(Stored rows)
--- --- ---
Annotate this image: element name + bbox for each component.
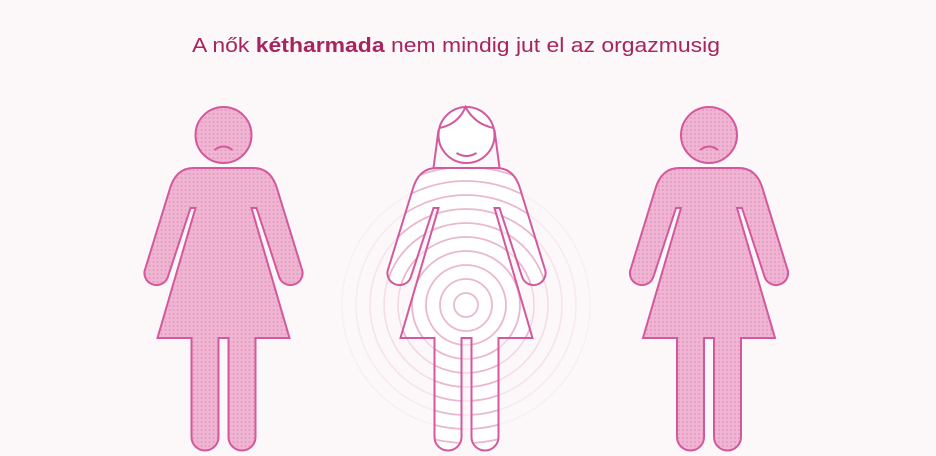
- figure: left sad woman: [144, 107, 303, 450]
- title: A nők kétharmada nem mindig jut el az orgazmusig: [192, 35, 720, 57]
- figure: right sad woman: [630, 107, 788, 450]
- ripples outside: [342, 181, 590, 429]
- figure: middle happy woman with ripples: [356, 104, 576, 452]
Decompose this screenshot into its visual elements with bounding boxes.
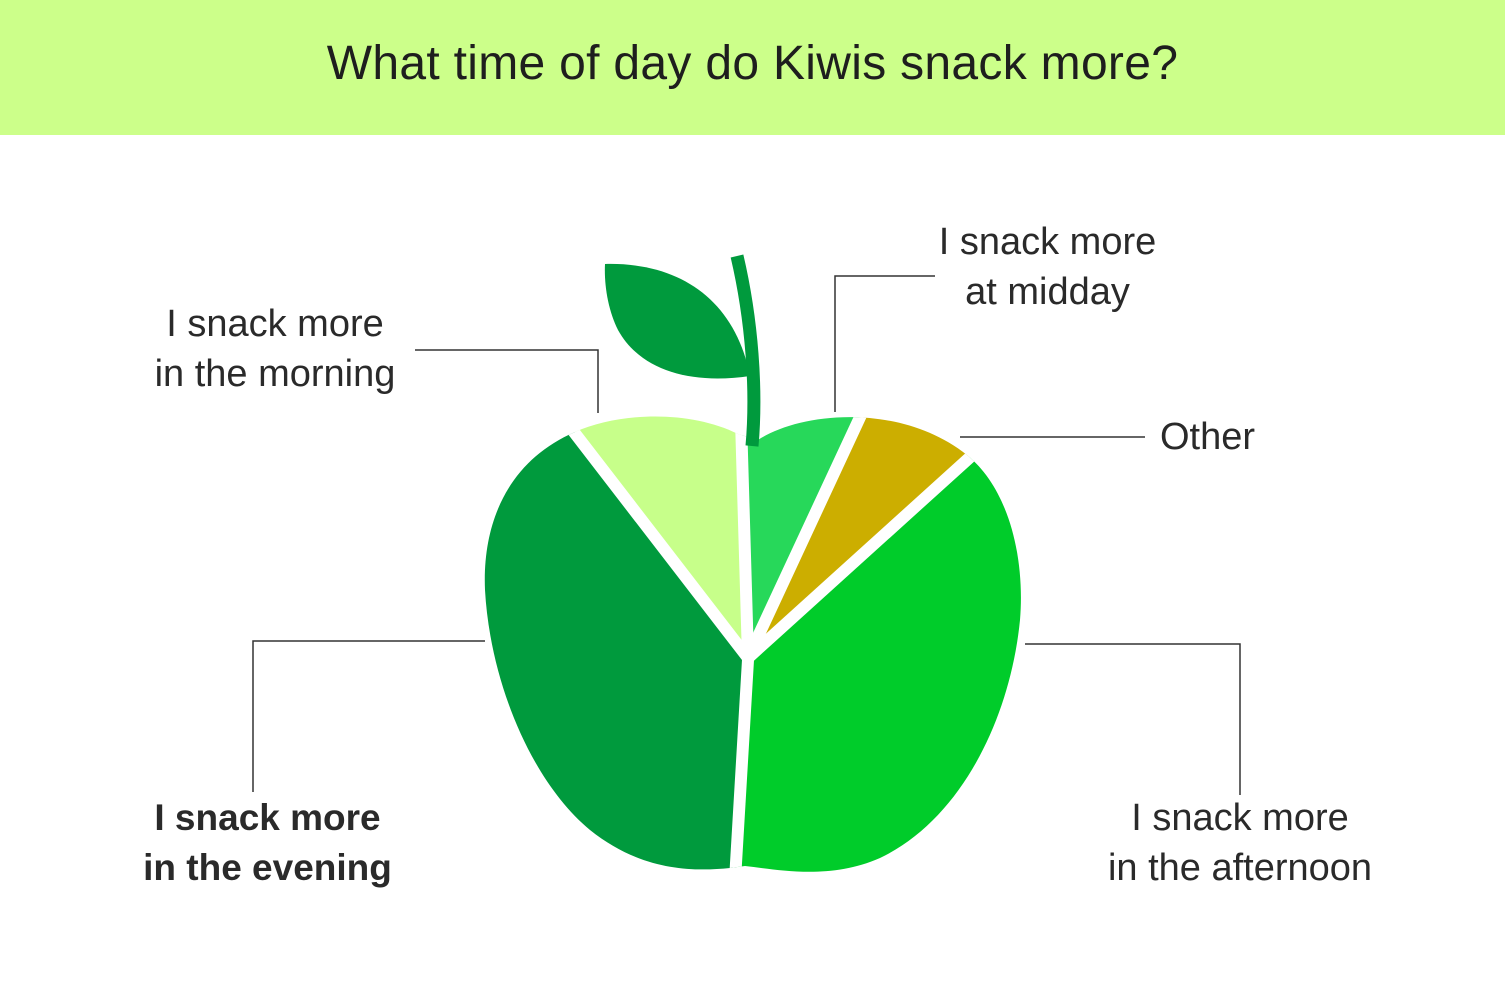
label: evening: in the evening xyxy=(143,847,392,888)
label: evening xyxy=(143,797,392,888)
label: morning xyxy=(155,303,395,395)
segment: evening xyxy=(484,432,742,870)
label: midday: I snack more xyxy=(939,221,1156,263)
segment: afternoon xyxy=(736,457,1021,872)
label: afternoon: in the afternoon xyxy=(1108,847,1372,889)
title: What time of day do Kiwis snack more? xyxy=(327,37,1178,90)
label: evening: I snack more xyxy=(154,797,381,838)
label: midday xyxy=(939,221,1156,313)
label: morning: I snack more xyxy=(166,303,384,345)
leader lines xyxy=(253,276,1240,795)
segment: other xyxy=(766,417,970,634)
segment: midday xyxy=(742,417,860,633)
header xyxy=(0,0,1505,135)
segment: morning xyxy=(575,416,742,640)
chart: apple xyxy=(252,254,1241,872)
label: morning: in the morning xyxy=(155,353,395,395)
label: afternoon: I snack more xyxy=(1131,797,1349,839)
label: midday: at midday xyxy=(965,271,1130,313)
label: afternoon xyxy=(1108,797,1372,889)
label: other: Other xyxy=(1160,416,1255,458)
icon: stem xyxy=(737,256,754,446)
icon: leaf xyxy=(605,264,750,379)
--- --- ---
Goal: Print every one of the rows above verbatim, in their original order, omitting the pictures.

Correct output:
Annotate this image: element name + bbox for each component.
- figure: left sad woman: [144, 107, 303, 450]
- title: A nők kétharmada nem mindig jut el az orgazmusig: [192, 35, 720, 57]
- figure: right sad woman: [630, 107, 788, 450]
- ripples outside: [342, 181, 590, 429]
- figure: middle happy woman with ripples: [356, 104, 576, 452]
Decompose this screenshot into its visual elements with bounding boxes.
label: evening: in the evening xyxy=(143,847,392,888)
label: evening xyxy=(143,797,392,888)
label: morning xyxy=(155,303,395,395)
segment: evening xyxy=(484,432,742,870)
label: midday: I snack more xyxy=(939,221,1156,263)
segment: afternoon xyxy=(736,457,1021,872)
label: afternoon: in the afternoon xyxy=(1108,847,1372,889)
title: What time of day do Kiwis snack more? xyxy=(327,37,1178,90)
label: evening: I snack more xyxy=(154,797,381,838)
label: midday xyxy=(939,221,1156,313)
label: morning: I snack more xyxy=(166,303,384,345)
leader lines xyxy=(253,276,1240,795)
segment: other xyxy=(766,417,970,634)
segment: midday xyxy=(742,417,860,633)
header xyxy=(0,0,1505,135)
segment: morning xyxy=(575,416,742,640)
chart: apple xyxy=(252,254,1241,872)
label: morning: in the morning xyxy=(155,353,395,395)
label: afternoon: I snack more xyxy=(1131,797,1349,839)
label: midday: at midday xyxy=(965,271,1130,313)
label: afternoon xyxy=(1108,797,1372,889)
label: other: Other xyxy=(1160,416,1255,458)
icon: stem xyxy=(737,256,754,446)
icon: leaf xyxy=(605,264,750,379)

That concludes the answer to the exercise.